■ **Given task A**: According to the data science passage, which language is most recommended to learn?

■ **Supplied passage**:
§ §

1. The most recommend language to learn is Python. Data Science jobs listing elicit SQL as a need. 
1. If you are more leaned towards statistics and data analysis, I recommend knowledge of R. 
1. Most people learn Java or C or C++ as students than they move to languages more relative to the fields 

In [None]:
# countries will be comparing for the African Arabic analysis
df_Afro_Arab=df[df.Q3.isin(["Tunisia","Morocco","Egypt","United Arab Emirates","Saudi Arabia","Ghana","South Africa","Kenya","Nigeria"])]

Now we head over to our first question. Which country made the best advancements in the data science fields.  

In [None]:
df_Afro_Arab_Full = df_Afro_Arab.copy()
df_Afro_Arab= df_Afro_Arab.iloc[:,0:7]
df_Afro_Arab["Count"] = 1

In [None]:
"""

§ §

■ **Extracted data**:
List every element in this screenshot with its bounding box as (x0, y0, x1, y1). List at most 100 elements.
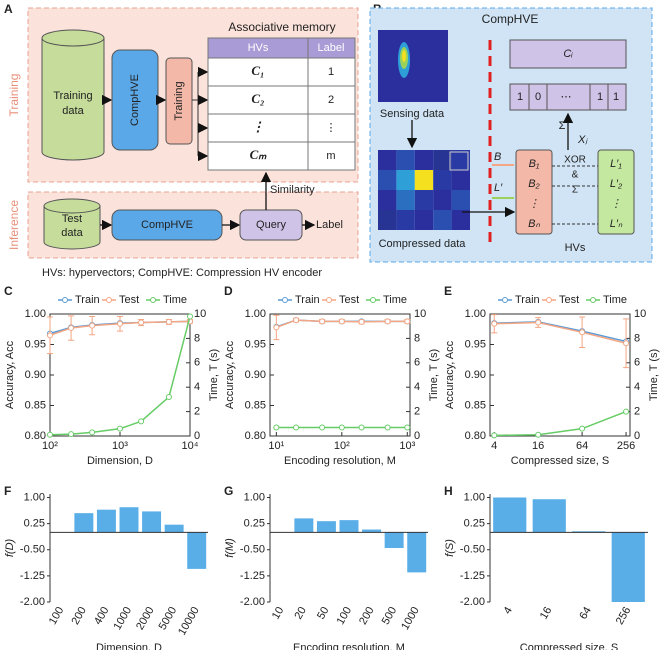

§ §

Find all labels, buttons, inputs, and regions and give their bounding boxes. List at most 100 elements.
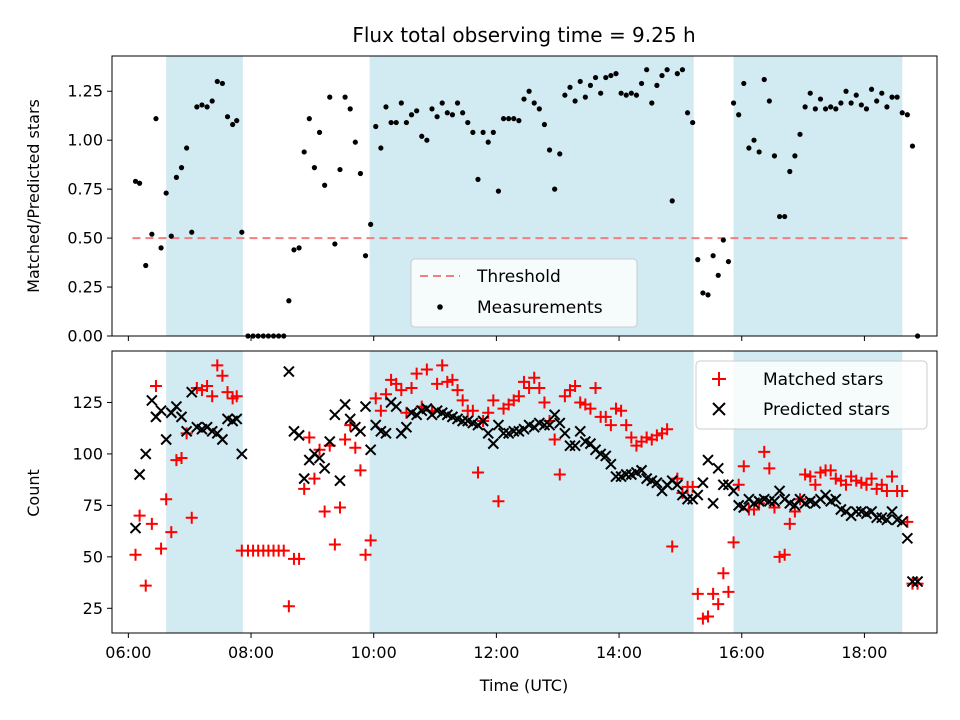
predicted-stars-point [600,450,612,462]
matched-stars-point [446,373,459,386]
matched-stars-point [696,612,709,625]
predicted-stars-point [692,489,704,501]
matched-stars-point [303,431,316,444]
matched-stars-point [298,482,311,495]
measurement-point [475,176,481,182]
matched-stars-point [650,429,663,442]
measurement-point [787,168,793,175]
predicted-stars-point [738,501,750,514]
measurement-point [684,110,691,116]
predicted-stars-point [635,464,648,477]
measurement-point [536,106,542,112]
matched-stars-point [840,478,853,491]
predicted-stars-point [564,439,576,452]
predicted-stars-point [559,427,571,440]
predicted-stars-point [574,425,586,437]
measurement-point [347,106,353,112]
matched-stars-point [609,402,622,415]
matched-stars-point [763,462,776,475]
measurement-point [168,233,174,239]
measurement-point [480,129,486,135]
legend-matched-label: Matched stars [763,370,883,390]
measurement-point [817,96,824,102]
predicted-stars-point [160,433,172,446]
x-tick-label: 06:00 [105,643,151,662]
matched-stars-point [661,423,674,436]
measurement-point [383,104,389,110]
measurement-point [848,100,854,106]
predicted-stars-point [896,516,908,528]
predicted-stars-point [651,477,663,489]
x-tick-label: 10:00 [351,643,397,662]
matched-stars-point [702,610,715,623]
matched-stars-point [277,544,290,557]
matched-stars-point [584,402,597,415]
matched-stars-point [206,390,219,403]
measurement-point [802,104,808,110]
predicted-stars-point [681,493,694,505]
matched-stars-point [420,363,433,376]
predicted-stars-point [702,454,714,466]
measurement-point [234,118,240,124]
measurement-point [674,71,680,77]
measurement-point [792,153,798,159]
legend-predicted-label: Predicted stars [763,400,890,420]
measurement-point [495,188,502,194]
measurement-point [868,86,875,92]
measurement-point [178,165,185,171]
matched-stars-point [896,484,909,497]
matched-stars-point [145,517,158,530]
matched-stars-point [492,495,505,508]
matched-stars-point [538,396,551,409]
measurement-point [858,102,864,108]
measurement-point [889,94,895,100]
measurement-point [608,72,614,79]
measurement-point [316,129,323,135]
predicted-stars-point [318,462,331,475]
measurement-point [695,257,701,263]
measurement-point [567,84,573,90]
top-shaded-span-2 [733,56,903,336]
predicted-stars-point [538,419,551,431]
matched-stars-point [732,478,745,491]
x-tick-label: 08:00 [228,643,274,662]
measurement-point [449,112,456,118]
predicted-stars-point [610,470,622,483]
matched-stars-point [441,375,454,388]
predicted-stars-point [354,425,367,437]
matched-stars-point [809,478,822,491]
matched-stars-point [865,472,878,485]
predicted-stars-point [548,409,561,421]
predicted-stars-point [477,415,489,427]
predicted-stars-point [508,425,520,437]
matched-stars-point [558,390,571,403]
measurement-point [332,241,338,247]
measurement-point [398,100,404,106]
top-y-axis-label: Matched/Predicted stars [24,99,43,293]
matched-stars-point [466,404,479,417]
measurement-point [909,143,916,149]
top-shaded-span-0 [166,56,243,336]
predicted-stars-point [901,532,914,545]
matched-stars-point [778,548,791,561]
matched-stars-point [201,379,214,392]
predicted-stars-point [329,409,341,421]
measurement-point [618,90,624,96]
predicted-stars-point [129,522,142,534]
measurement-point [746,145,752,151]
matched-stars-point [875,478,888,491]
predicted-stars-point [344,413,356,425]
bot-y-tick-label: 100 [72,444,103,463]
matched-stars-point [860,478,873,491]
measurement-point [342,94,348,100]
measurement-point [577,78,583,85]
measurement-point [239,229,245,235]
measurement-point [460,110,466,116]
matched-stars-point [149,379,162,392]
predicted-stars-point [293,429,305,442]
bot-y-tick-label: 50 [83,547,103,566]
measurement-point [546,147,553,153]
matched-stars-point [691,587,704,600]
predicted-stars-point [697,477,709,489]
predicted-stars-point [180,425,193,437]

§ §

■ **Given task B**: Copy the listing from the line with "Find all labels, buttons, inputs, and" to the line with "measurement-point [792,153,798,159]", substituting "forecast-stars-point" for every "predicted-stars-point". Leave the pictures out.

■ **Final result A**: Python

■ **Final result B**:
Find all labels, buttons, inputs, and regions and give their bounding boxes. List at most 100 elements.
forecast-stars-point [600,450,612,462]
matched-stars-point [446,373,459,386]
matched-stars-point [696,612,709,625]
forecast-stars-point [692,489,704,501]
matched-stars-point [303,431,316,444]
matched-stars-point [298,482,311,495]
measurement-point [475,176,481,182]
matched-stars-point [650,429,663,442]
measurement-point [787,168,793,175]
forecast-stars-point [738,501,750,514]
measurement-point [684,110,691,116]
forecast-stars-point [635,464,648,477]
measurement-point [536,106,542,112]
matched-stars-point [840,478,853,491]
forecast-stars-point [564,439,576,452]
forecast-stars-point [559,427,571,440]
forecast-stars-point [574,425,586,437]
measurement-point [347,106,353,112]
matched-stars-point [609,402,622,415]
matched-stars-point [763,462,776,475]
measurement-point [168,233,174,239]
measurement-point [480,129,486,135]
legend-matched-label: Matched stars [763,370,883,390]
measurement-point [817,96,824,102]
forecast-stars-point [160,433,172,446]
x-tick-label: 06:00 [105,643,151,662]
matched-stars-point [661,423,674,436]
measurement-point [383,104,389,110]
measurement-point [848,100,854,106]
forecast-stars-point [896,516,908,528]
forecast-stars-point [651,477,663,489]
x-tick-label: 10:00 [351,643,397,662]
matched-stars-point [702,610,715,623]
matched-stars-point [277,544,290,557]
matched-stars-point [584,402,597,415]
matched-stars-point [206,390,219,403]
measurement-point [802,104,808,110]
forecast-stars-point [681,493,694,505]
matched-stars-point [420,363,433,376]
forecast-stars-point [702,454,714,466]
measurement-point [234,118,240,124]
measurement-point [674,71,680,77]
measurement-point [792,153,798,159]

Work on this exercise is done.